Data records
------------

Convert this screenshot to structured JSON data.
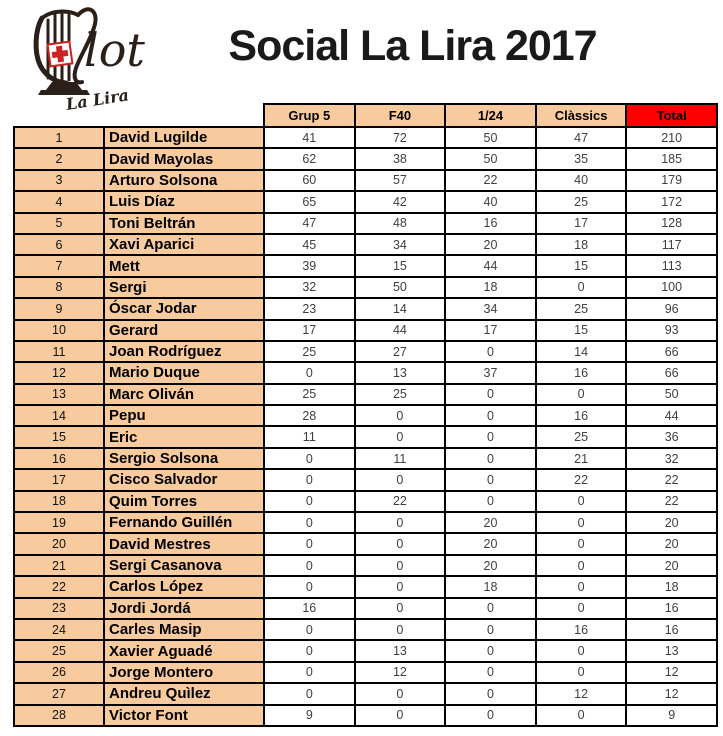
{
  "title": "Social La Lira 2017",
  "logo": {
    "script_text": "lot",
    "subtitle": "La Lira"
  },
  "colors": {
    "cell_bg": "#F8CB9E",
    "total_header_bg": "#FF0000",
    "border": "#000000",
    "logo_ink": "#2b1f1a",
    "cross_red": "#cc2222"
  },
  "table": {
    "columns": [
      "Grup 5",
      "F40",
      "1/24",
      "Clàssics",
      "Total"
    ],
    "rows": [
      {
        "rank": "1",
        "name": "David Lugilde",
        "values": [
          "41",
          "72",
          "50",
          "47",
          "210"
        ]
      },
      {
        "rank": "2",
        "name": "David Mayolas",
        "values": [
          "62",
          "38",
          "50",
          "35",
          "185"
        ]
      },
      {
        "rank": "3",
        "name": "Arturo Solsona",
        "values": [
          "60",
          "57",
          "22",
          "40",
          "179"
        ]
      },
      {
        "rank": "4",
        "name": "Luis Díaz",
        "values": [
          "65",
          "42",
          "40",
          "25",
          "172"
        ]
      },
      {
        "rank": "5",
        "name": "Toni Beltrán",
        "values": [
          "47",
          "48",
          "16",
          "17",
          "128"
        ]
      },
      {
        "rank": "6",
        "name": "Xavi Aparici",
        "values": [
          "45",
          "34",
          "20",
          "18",
          "117"
        ]
      },
      {
        "rank": "7",
        "name": "Mett",
        "values": [
          "39",
          "15",
          "44",
          "15",
          "113"
        ]
      },
      {
        "rank": "8",
        "name": "Sergi",
        "values": [
          "32",
          "50",
          "18",
          "0",
          "100"
        ]
      },
      {
        "rank": "9",
        "name": "Óscar Jodar",
        "values": [
          "23",
          "14",
          "34",
          "25",
          "96"
        ]
      },
      {
        "rank": "10",
        "name": "Gerard",
        "values": [
          "17",
          "44",
          "17",
          "15",
          "93"
        ]
      },
      {
        "rank": "11",
        "name": "Joan Rodríguez",
        "values": [
          "25",
          "27",
          "0",
          "14",
          "66"
        ]
      },
      {
        "rank": "12",
        "name": "Mario Duque",
        "values": [
          "0",
          "13",
          "37",
          "16",
          "66"
        ]
      },
      {
        "rank": "13",
        "name": "Marc Oliván",
        "values": [
          "25",
          "25",
          "0",
          "0",
          "50"
        ]
      },
      {
        "rank": "14",
        "name": "Pepu",
        "values": [
          "28",
          "0",
          "0",
          "16",
          "44"
        ]
      },
      {
        "rank": "15",
        "name": "Eric",
        "values": [
          "11",
          "0",
          "0",
          "25",
          "36"
        ]
      },
      {
        "rank": "16",
        "name": "Sergio Solsona",
        "values": [
          "0",
          "11",
          "0",
          "21",
          "32"
        ]
      },
      {
        "rank": "17",
        "name": "Cisco Salvador",
        "values": [
          "0",
          "0",
          "0",
          "22",
          "22"
        ]
      },
      {
        "rank": "18",
        "name": "Quim Torres",
        "values": [
          "0",
          "22",
          "0",
          "0",
          "22"
        ]
      },
      {
        "rank": "19",
        "name": "Fernando Guillén",
        "values": [
          "0",
          "0",
          "20",
          "0",
          "20"
        ]
      },
      {
        "rank": "20",
        "name": "David Mestres",
        "values": [
          "0",
          "0",
          "20",
          "0",
          "20"
        ]
      },
      {
        "rank": "21",
        "name": "Sergi Casanova",
        "values": [
          "0",
          "0",
          "20",
          "0",
          "20"
        ]
      },
      {
        "rank": "22",
        "name": "Carlos López",
        "values": [
          "0",
          "0",
          "18",
          "0",
          "18"
        ]
      },
      {
        "rank": "23",
        "name": "Jordi Jordá",
        "values": [
          "16",
          "0",
          "0",
          "0",
          "16"
        ]
      },
      {
        "rank": "24",
        "name": "Carles Masip",
        "values": [
          "0",
          "0",
          "0",
          "16",
          "16"
        ]
      },
      {
        "rank": "25",
        "name": "Xavier Aguadé",
        "values": [
          "0",
          "13",
          "0",
          "0",
          "13"
        ]
      },
      {
        "rank": "26",
        "name": "Jorge Montero",
        "values": [
          "0",
          "12",
          "0",
          "0",
          "12"
        ]
      },
      {
        "rank": "27",
        "name": "Andreu Quìlez",
        "values": [
          "0",
          "0",
          "0",
          "12",
          "12"
        ]
      },
      {
        "rank": "28",
        "name": "Victor Font",
        "values": [
          "9",
          "0",
          "0",
          "0",
          "9"
        ]
      }
    ]
  }
}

------------

**Job**
Leave out the pictures and reproduce the rest of the listing exactly.

**Answer below**
Convert this screenshot to structured JSON data.
{
  "title": "Social La Lira 2017",
  "logo": {
    "script_text": "lot",
    "subtitle": "La Lira"
  },
  "colors": {
    "cell_bg": "#F8CB9E",
    "total_header_bg": "#FF0000",
    "border": "#000000",
    "logo_ink": "#2b1f1a",
    "cross_red": "#cc2222"
  },
  "table": {
    "columns": [
      "Grup 5",
      "F40",
      "1/24",
      "Clàssics",
      "Total"
    ],
    "rows": [
      {
        "rank": "1",
        "name": "David Lugilde",
        "values": [
          "41",
          "72",
          "50",
          "47",
          "210"
        ]
      },
      {
        "rank": "2",
        "name": "David Mayolas",
        "values": [
          "62",
          "38",
          "50",
          "35",
          "185"
        ]
      },
      {
        "rank": "3",
        "name": "Arturo Solsona",
        "values": [
          "60",
          "57",
          "22",
          "40",
          "179"
        ]
      },
      {
        "rank": "4",
        "name": "Luis Díaz",
        "values": [
          "65",
          "42",
          "40",
          "25",
          "172"
        ]
      },
      {
        "rank": "5",
        "name": "Toni Beltrán",
        "values": [
          "47",
          "48",
          "16",
          "17",
          "128"
        ]
      },
      {
        "rank": "6",
        "name": "Xavi Aparici",
        "values": [
          "45",
          "34",
          "20",
          "18",
          "117"
        ]
      },
      {
        "rank": "7",
        "name": "Mett",
        "values": [
          "39",
          "15",
          "44",
          "15",
          "113"
        ]
      },
      {
        "rank": "8",
        "name": "Sergi",
        "values": [
          "32",
          "50",
          "18",
          "0",
          "100"
        ]
      },
      {
        "rank": "9",
        "name": "Óscar Jodar",
        "values": [
          "23",
          "14",
          "34",
          "25",
          "96"
        ]
      },
      {
        "rank": "10",
        "name": "Gerard",
        "values": [
          "17",
          "44",
          "17",
          "15",
          "93"
        ]
      },
      {
        "rank": "11",
        "name": "Joan Rodríguez",
        "values": [
          "25",
          "27",
          "0",
          "14",
          "66"
        ]
      },
      {
        "rank": "12",
        "name": "Mario Duque",
        "values": [
          "0",
          "13",
          "37",
          "16",
          "66"
        ]
      },
      {
        "rank": "13",
        "name": "Marc Oliván",
        "values": [
          "25",
          "25",
          "0",
          "0",
          "50"
        ]
      },
      {
        "rank": "14",
        "name": "Pepu",
        "values": [
          "28",
          "0",
          "0",
          "16",
          "44"
        ]
      },
      {
        "rank": "15",
        "name": "Eric",
        "values": [
          "11",
          "0",
          "0",
          "25",
          "36"
        ]
      },
      {
        "rank": "16",
        "name": "Sergio Solsona",
        "values": [
          "0",
          "11",
          "0",
          "21",
          "32"
        ]
      },
      {
        "rank": "17",
        "name": "Cisco Salvador",
        "values": [
          "0",
          "0",
          "0",
          "22",
          "22"
        ]
      },
      {
        "rank": "18",
        "name": "Quim Torres",
        "values": [
          "0",
          "22",
          "0",
          "0",
          "22"
        ]
      },
      {
        "rank": "19",
        "name": "Fernando Guillén",
        "values": [
          "0",
          "0",
          "20",
          "0",
          "20"
        ]
      },
      {
        "rank": "20",
        "name": "David Mestres",
        "values": [
          "0",
          "0",
          "20",
          "0",
          "20"
        ]
      },
      {
        "rank": "21",
        "name": "Sergi Casanova",
        "values": [
          "0",
          "0",
          "20",
          "0",
          "20"
        ]
      },
      {
        "rank": "22",
        "name": "Carlos López",
        "values": [
          "0",
          "0",
          "18",
          "0",
          "18"
        ]
      },
      {
        "rank": "23",
        "name": "Jordi Jordá",
        "values": [
          "16",
          "0",
          "0",
          "0",
          "16"
        ]
      },
      {
        "rank": "24",
        "name": "Carles Masip",
        "values": [
          "0",
          "0",
          "0",
          "16",
          "16"
        ]
      },
      {
        "rank": "25",
        "name": "Xavier Aguadé",
        "values": [
          "0",
          "13",
          "0",
          "0",
          "13"
        ]
      },
      {
        "rank": "26",
        "name": "Jorge Montero",
        "values": [
          "0",
          "12",
          "0",
          "0",
          "12"
        ]
      },
      {
        "rank": "27",
        "name": "Andreu Quìlez",
        "values": [
          "0",
          "0",
          "0",
          "12",
          "12"
        ]
      },
      {
        "rank": "28",
        "name": "Victor Font",
        "values": [
          "9",
          "0",
          "0",
          "0",
          "9"
        ]
      }
    ]
  }
}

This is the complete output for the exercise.